-- Begin Listing --
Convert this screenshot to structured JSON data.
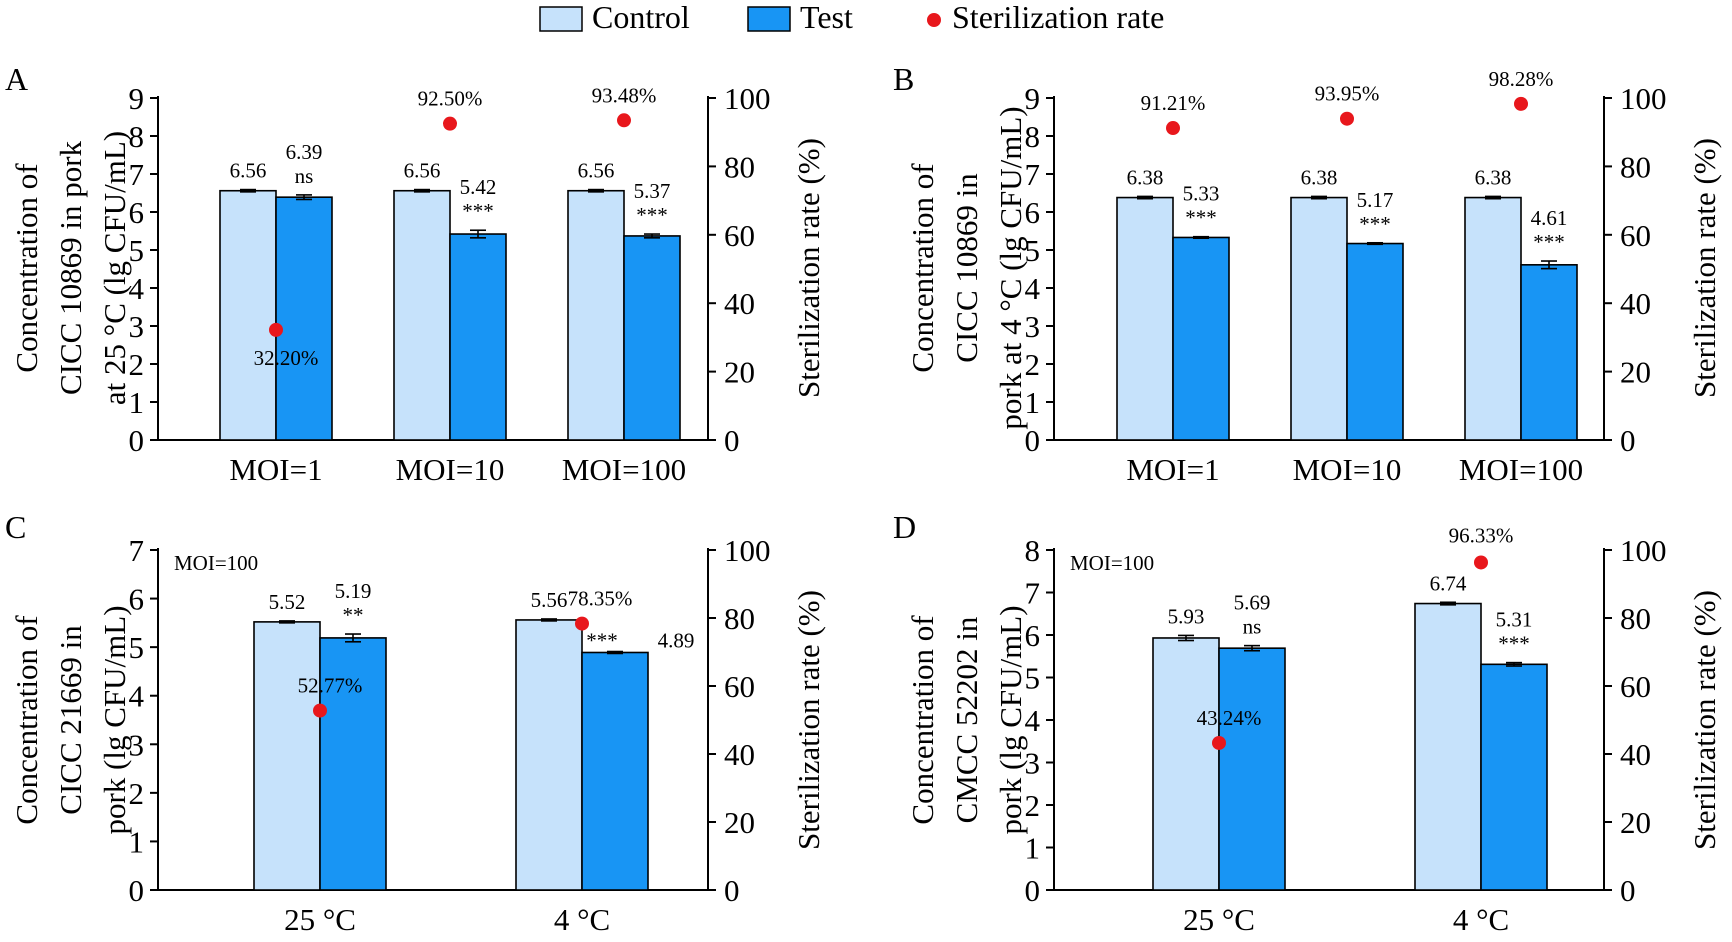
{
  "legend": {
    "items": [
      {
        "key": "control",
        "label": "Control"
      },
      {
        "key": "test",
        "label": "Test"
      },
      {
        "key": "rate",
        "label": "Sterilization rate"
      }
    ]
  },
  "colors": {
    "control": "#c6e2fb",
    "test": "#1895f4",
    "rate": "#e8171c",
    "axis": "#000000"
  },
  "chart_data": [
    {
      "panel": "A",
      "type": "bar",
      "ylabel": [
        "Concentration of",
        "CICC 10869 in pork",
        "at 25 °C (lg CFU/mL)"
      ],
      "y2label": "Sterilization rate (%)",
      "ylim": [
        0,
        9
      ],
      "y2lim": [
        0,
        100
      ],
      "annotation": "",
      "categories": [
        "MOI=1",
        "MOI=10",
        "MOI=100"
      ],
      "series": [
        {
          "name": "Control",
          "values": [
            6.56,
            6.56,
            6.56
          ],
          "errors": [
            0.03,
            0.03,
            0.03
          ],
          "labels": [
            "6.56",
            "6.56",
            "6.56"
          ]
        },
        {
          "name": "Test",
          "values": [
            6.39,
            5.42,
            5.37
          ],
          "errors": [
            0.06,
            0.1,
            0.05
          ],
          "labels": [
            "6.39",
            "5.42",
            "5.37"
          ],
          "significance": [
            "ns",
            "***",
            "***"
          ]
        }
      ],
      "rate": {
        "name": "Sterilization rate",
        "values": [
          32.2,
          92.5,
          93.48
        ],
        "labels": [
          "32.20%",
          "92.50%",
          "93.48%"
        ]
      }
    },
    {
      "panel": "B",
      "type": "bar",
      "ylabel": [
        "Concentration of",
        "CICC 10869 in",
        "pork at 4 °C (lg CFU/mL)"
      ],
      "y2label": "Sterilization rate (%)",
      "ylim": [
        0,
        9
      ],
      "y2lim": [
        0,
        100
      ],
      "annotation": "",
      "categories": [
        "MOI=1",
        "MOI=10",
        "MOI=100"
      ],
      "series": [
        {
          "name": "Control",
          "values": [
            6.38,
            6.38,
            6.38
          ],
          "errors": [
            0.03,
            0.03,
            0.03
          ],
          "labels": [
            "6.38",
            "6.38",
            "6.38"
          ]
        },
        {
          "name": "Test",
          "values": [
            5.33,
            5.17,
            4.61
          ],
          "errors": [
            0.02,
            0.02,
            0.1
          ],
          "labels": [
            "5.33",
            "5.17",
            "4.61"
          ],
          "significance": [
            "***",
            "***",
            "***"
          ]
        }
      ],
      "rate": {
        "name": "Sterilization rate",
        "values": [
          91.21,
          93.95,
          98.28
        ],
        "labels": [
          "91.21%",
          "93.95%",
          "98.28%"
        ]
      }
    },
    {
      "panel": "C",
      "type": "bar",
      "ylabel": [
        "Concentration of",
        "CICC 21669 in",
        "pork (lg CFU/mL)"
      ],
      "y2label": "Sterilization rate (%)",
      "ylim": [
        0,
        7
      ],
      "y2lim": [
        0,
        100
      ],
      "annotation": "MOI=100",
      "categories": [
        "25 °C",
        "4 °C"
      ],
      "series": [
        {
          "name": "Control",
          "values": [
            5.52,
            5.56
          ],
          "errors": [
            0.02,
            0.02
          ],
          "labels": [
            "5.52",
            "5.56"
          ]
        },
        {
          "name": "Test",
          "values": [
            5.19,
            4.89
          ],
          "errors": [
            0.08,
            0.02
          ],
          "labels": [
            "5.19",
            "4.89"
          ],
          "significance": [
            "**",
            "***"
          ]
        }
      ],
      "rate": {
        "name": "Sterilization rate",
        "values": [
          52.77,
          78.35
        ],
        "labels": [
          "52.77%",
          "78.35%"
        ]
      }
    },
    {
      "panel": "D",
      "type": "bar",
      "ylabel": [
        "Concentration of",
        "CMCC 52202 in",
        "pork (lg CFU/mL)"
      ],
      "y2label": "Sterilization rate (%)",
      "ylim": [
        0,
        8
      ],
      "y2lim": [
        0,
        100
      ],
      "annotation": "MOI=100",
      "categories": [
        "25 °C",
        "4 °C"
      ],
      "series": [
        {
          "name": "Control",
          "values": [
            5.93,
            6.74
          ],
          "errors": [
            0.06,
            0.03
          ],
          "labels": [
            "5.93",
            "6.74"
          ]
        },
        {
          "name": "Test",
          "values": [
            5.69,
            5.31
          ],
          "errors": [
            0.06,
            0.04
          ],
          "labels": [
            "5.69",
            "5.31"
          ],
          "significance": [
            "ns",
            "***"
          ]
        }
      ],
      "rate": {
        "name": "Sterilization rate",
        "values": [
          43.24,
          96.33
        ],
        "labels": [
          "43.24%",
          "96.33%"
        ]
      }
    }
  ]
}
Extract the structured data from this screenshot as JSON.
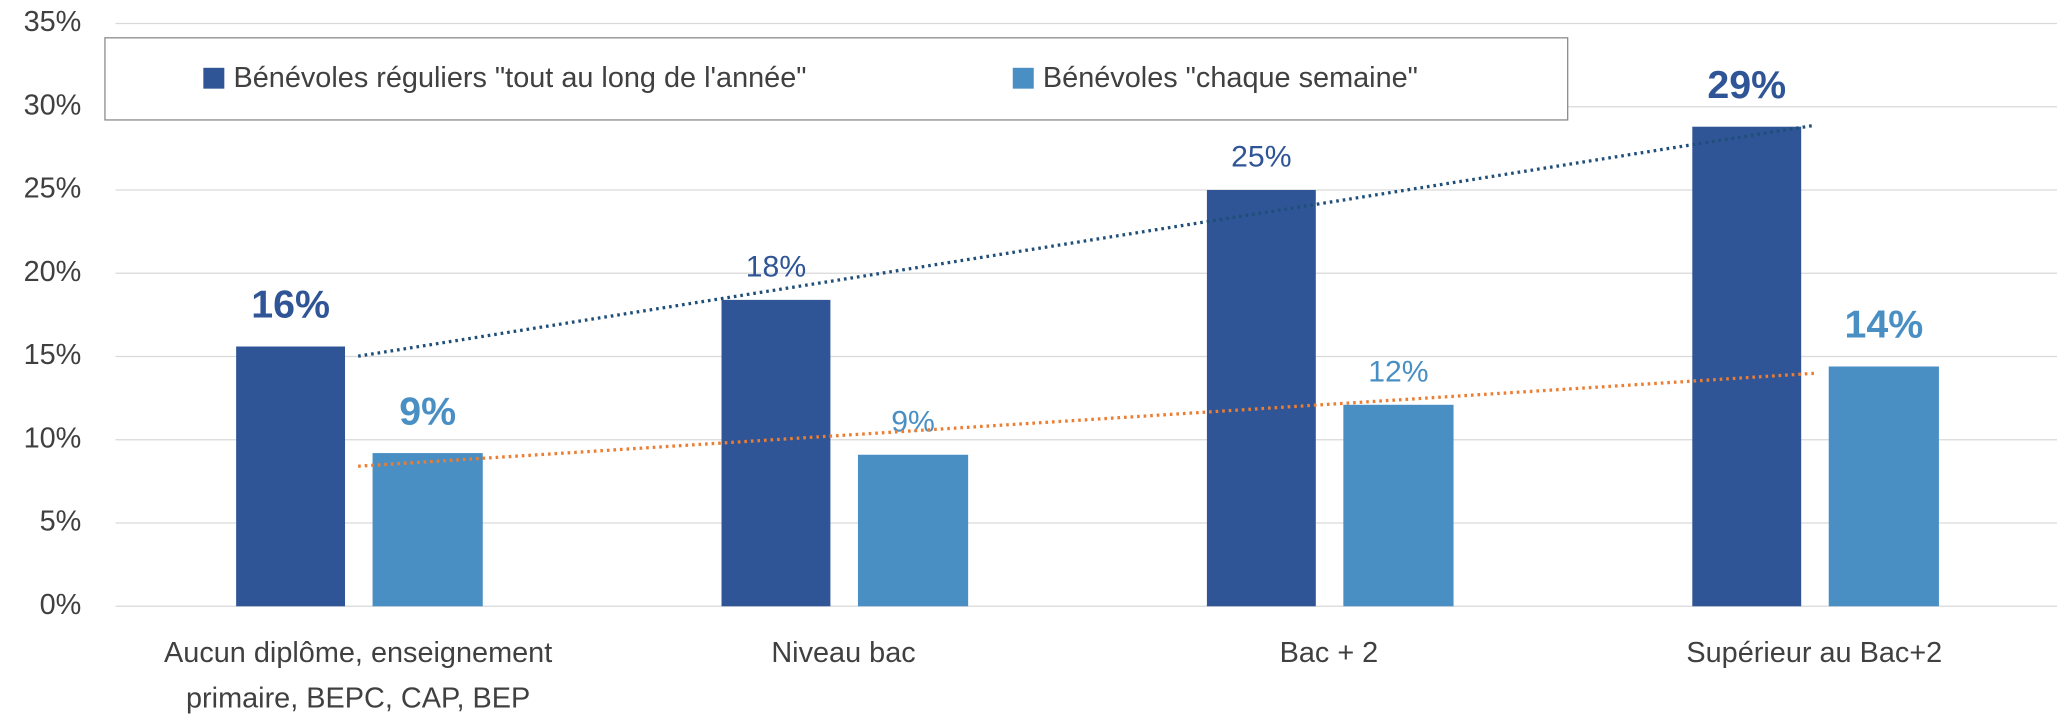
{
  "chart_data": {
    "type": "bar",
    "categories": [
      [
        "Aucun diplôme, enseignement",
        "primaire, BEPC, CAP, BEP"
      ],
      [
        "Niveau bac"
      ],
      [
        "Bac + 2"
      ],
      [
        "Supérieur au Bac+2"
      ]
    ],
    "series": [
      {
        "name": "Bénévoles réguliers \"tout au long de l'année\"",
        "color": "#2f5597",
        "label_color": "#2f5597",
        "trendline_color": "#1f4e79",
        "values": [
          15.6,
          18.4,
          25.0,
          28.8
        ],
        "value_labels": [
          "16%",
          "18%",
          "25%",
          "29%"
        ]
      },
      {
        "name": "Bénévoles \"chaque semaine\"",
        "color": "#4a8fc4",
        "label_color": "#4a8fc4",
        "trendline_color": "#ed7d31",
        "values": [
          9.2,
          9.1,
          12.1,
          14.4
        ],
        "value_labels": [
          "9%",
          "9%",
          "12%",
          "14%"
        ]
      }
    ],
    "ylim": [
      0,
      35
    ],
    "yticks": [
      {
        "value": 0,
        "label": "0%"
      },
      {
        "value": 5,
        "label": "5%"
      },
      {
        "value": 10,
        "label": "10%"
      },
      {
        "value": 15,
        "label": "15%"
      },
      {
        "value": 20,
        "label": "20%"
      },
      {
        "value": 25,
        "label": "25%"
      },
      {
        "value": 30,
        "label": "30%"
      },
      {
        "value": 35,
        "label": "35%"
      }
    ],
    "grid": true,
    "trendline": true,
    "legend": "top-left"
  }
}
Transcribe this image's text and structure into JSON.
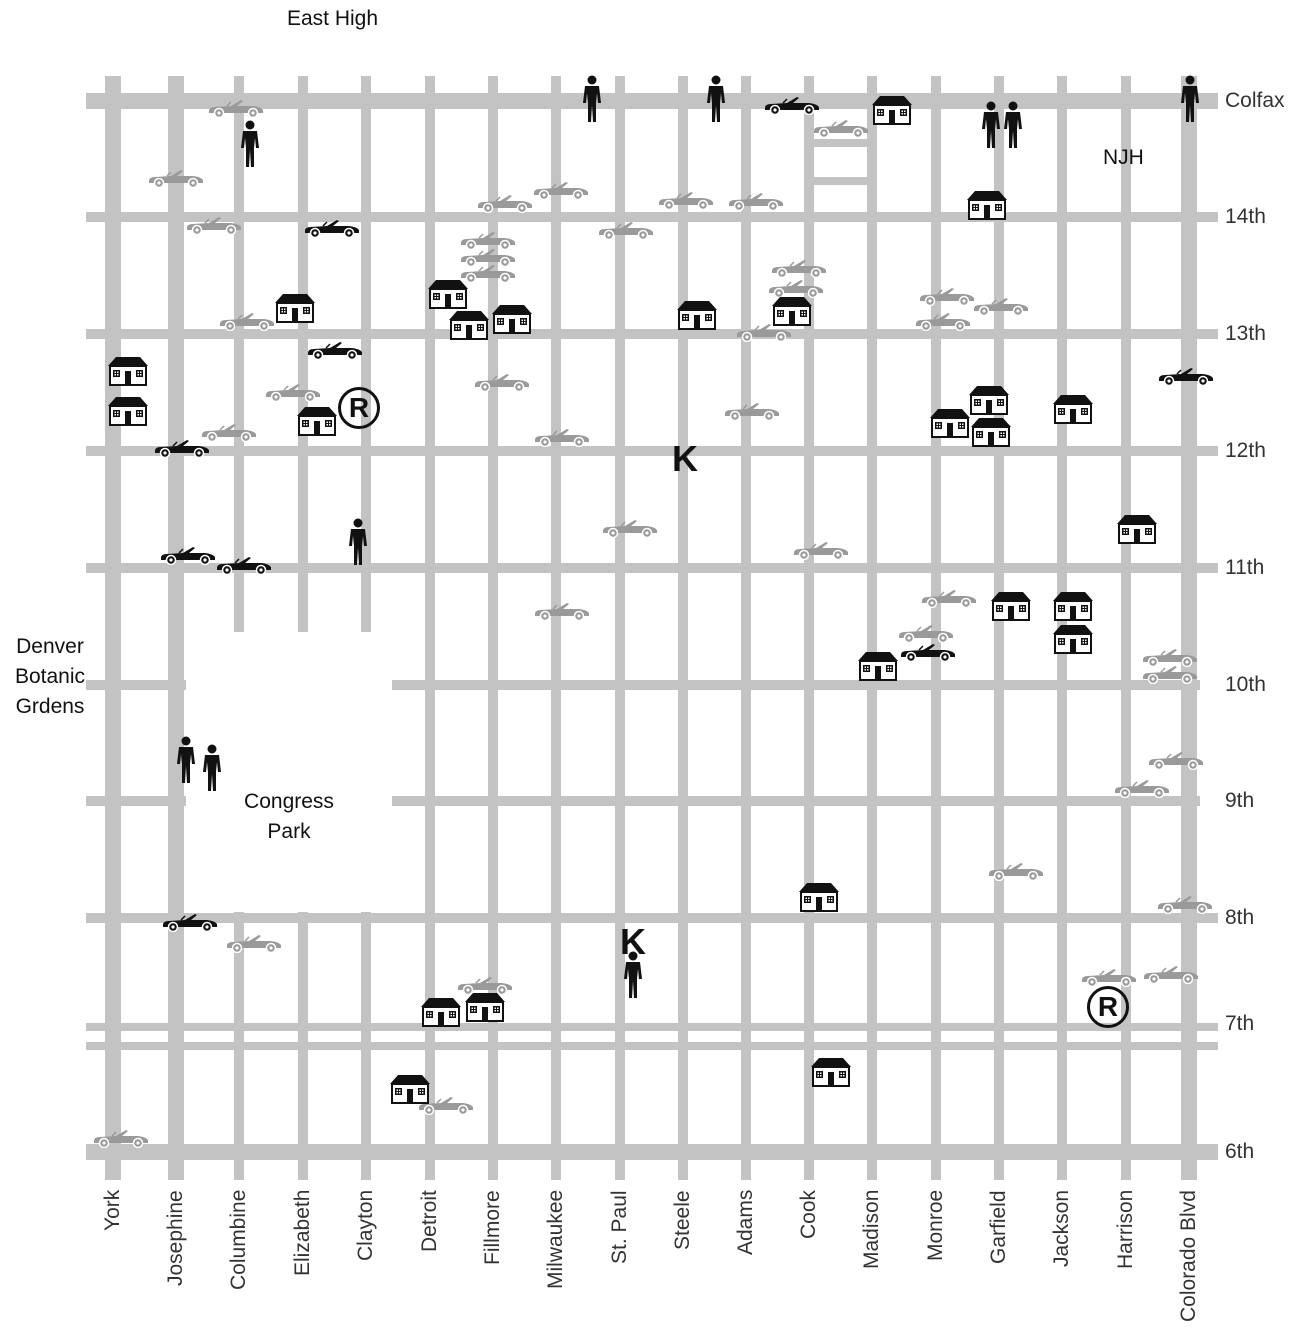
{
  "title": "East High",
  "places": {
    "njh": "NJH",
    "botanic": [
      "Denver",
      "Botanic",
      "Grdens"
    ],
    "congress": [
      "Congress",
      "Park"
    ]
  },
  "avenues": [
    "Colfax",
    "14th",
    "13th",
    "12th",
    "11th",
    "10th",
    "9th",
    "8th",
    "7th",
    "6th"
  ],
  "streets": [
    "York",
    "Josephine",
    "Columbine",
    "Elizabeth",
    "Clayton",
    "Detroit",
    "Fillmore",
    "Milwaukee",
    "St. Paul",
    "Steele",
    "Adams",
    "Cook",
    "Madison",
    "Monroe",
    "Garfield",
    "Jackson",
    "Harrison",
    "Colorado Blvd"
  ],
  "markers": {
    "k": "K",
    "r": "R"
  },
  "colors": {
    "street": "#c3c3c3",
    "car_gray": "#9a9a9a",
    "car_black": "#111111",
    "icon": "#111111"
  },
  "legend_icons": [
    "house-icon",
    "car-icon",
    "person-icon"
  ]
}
-- End Listing --
## Work to be completed
The data should be printed again unchanged; leave its pictures out.

## Exercise result
Convert this screenshot to structured JSON data.
{
  "legend": {
    "items": [
      {
        "key": "control",
        "label": "Control"
      },
      {
        "key": "test",
        "label": "Test"
      },
      {
        "key": "rate",
        "label": "Sterilization rate"
      }
    ]
  },
  "colors": {
    "control": "#c6e2fb",
    "test": "#1895f4",
    "rate": "#e8171c",
    "axis": "#000000"
  },
  "chart_data": [
    {
      "panel": "A",
      "type": "bar",
      "ylabel": [
        "Concentration of",
        "CICC 10869 in pork",
        "at 25 °C (lg CFU/mL)"
      ],
      "y2label": "Sterilization rate (%)",
      "ylim": [
        0,
        9
      ],
      "y2lim": [
        0,
        100
      ],
      "annotation": "",
      "categories": [
        "MOI=1",
        "MOI=10",
        "MOI=100"
      ],
      "series": [
        {
          "name": "Control",
          "values": [
            6.56,
            6.56,
            6.56
          ],
          "errors": [
            0.03,
            0.03,
            0.03
          ],
          "labels": [
            "6.56",
            "6.56",
            "6.56"
          ]
        },
        {
          "name": "Test",
          "values": [
            6.39,
            5.42,
            5.37
          ],
          "errors": [
            0.06,
            0.1,
            0.05
          ],
          "labels": [
            "6.39",
            "5.42",
            "5.37"
          ],
          "significance": [
            "ns",
            "***",
            "***"
          ]
        }
      ],
      "rate": {
        "name": "Sterilization rate",
        "values": [
          32.2,
          92.5,
          93.48
        ],
        "labels": [
          "32.20%",
          "92.50%",
          "93.48%"
        ]
      }
    },
    {
      "panel": "B",
      "type": "bar",
      "ylabel": [
        "Concentration of",
        "CICC 10869 in",
        "pork at 4 °C (lg CFU/mL)"
      ],
      "y2label": "Sterilization rate (%)",
      "ylim": [
        0,
        9
      ],
      "y2lim": [
        0,
        100
      ],
      "annotation": "",
      "categories": [
        "MOI=1",
        "MOI=10",
        "MOI=100"
      ],
      "series": [
        {
          "name": "Control",
          "values": [
            6.38,
            6.38,
            6.38
          ],
          "errors": [
            0.03,
            0.03,
            0.03
          ],
          "labels": [
            "6.38",
            "6.38",
            "6.38"
          ]
        },
        {
          "name": "Test",
          "values": [
            5.33,
            5.17,
            4.61
          ],
          "errors": [
            0.02,
            0.02,
            0.1
          ],
          "labels": [
            "5.33",
            "5.17",
            "4.61"
          ],
          "significance": [
            "***",
            "***",
            "***"
          ]
        }
      ],
      "rate": {
        "name": "Sterilization rate",
        "values": [
          91.21,
          93.95,
          98.28
        ],
        "labels": [
          "91.21%",
          "93.95%",
          "98.28%"
        ]
      }
    },
    {
      "panel": "C",
      "type": "bar",
      "ylabel": [
        "Concentration of",
        "CICC 21669 in",
        "pork (lg CFU/mL)"
      ],
      "y2label": "Sterilization rate (%)",
      "ylim": [
        0,
        7
      ],
      "y2lim": [
        0,
        100
      ],
      "annotation": "MOI=100",
      "categories": [
        "25 °C",
        "4 °C"
      ],
      "series": [
        {
          "name": "Control",
          "values": [
            5.52,
            5.56
          ],
          "errors": [
            0.02,
            0.02
          ],
          "labels": [
            "5.52",
            "5.56"
          ]
        },
        {
          "name": "Test",
          "values": [
            5.19,
            4.89
          ],
          "errors": [
            0.08,
            0.02
          ],
          "labels": [
            "5.19",
            "4.89"
          ],
          "significance": [
            "**",
            "***"
          ]
        }
      ],
      "rate": {
        "name": "Sterilization rate",
        "values": [
          52.77,
          78.35
        ],
        "labels": [
          "52.77%",
          "78.35%"
        ]
      }
    },
    {
      "panel": "D",
      "type": "bar",
      "ylabel": [
        "Concentration of",
        "CMCC 52202 in",
        "pork (lg CFU/mL)"
      ],
      "y2label": "Sterilization rate (%)",
      "ylim": [
        0,
        8
      ],
      "y2lim": [
        0,
        100
      ],
      "annotation": "MOI=100",
      "categories": [
        "25 °C",
        "4 °C"
      ],
      "series": [
        {
          "name": "Control",
          "values": [
            5.93,
            6.74
          ],
          "errors": [
            0.06,
            0.03
          ],
          "labels": [
            "5.93",
            "6.74"
          ]
        },
        {
          "name": "Test",
          "values": [
            5.69,
            5.31
          ],
          "errors": [
            0.06,
            0.04
          ],
          "labels": [
            "5.69",
            "5.31"
          ],
          "significance": [
            "ns",
            "***"
          ]
        }
      ],
      "rate": {
        "name": "Sterilization rate",
        "values": [
          43.24,
          96.33
        ],
        "labels": [
          "43.24%",
          "96.33%"
        ]
      }
    }
  ]
}
Extract the structured data from this screenshot as JSON.
{
  "chart_data": {
    "type": "bar",
    "categories": [
      [
        "Aucun diplôme, enseignement",
        "primaire, BEPC, CAP, BEP"
      ],
      [
        "Niveau bac"
      ],
      [
        "Bac + 2"
      ],
      [
        "Supérieur au Bac+2"
      ]
    ],
    "series": [
      {
        "name": "Bénévoles réguliers \"tout au long de l'année\"",
        "color": "#2f5597",
        "label_color": "#2f5597",
        "trendline_color": "#1f4e79",
        "values": [
          15.6,
          18.4,
          25.0,
          28.8
        ],
        "value_labels": [
          "16%",
          "18%",
          "25%",
          "29%"
        ]
      },
      {
        "name": "Bénévoles \"chaque semaine\"",
        "color": "#4a8fc4",
        "label_color": "#4a8fc4",
        "trendline_color": "#ed7d31",
        "values": [
          9.2,
          9.1,
          12.1,
          14.4
        ],
        "value_labels": [
          "9%",
          "9%",
          "12%",
          "14%"
        ]
      }
    ],
    "ylim": [
      0,
      35
    ],
    "yticks": [
      {
        "value": 0,
        "label": "0%"
      },
      {
        "value": 5,
        "label": "5%"
      },
      {
        "value": 10,
        "label": "10%"
      },
      {
        "value": 15,
        "label": "15%"
      },
      {
        "value": 20,
        "label": "20%"
      },
      {
        "value": 25,
        "label": "25%"
      },
      {
        "value": 30,
        "label": "30%"
      },
      {
        "value": 35,
        "label": "35%"
      }
    ],
    "grid": true,
    "trendline": true,
    "legend": "top-left"
  }
}
Transcribe this image's text and structure into JSON.
{
  "title": "East High",
  "places": {
    "njh": "NJH",
    "botanic": [
      "Denver",
      "Botanic",
      "Grdens"
    ],
    "congress": [
      "Congress",
      "Park"
    ]
  },
  "avenues": [
    "Colfax",
    "14th",
    "13th",
    "12th",
    "11th",
    "10th",
    "9th",
    "8th",
    "7th",
    "6th"
  ],
  "streets": [
    "York",
    "Josephine",
    "Columbine",
    "Elizabeth",
    "Clayton",
    "Detroit",
    "Fillmore",
    "Milwaukee",
    "St. Paul",
    "Steele",
    "Adams",
    "Cook",
    "Madison",
    "Monroe",
    "Garfield",
    "Jackson",
    "Harrison",
    "Colorado Blvd"
  ],
  "markers": {
    "k": "K",
    "r": "R"
  },
  "colors": {
    "street": "#c3c3c3",
    "car_gray": "#9a9a9a",
    "car_black": "#111111",
    "icon": "#111111"
  },
  "legend_icons": [
    "house-icon",
    "car-icon",
    "person-icon"
  ]
}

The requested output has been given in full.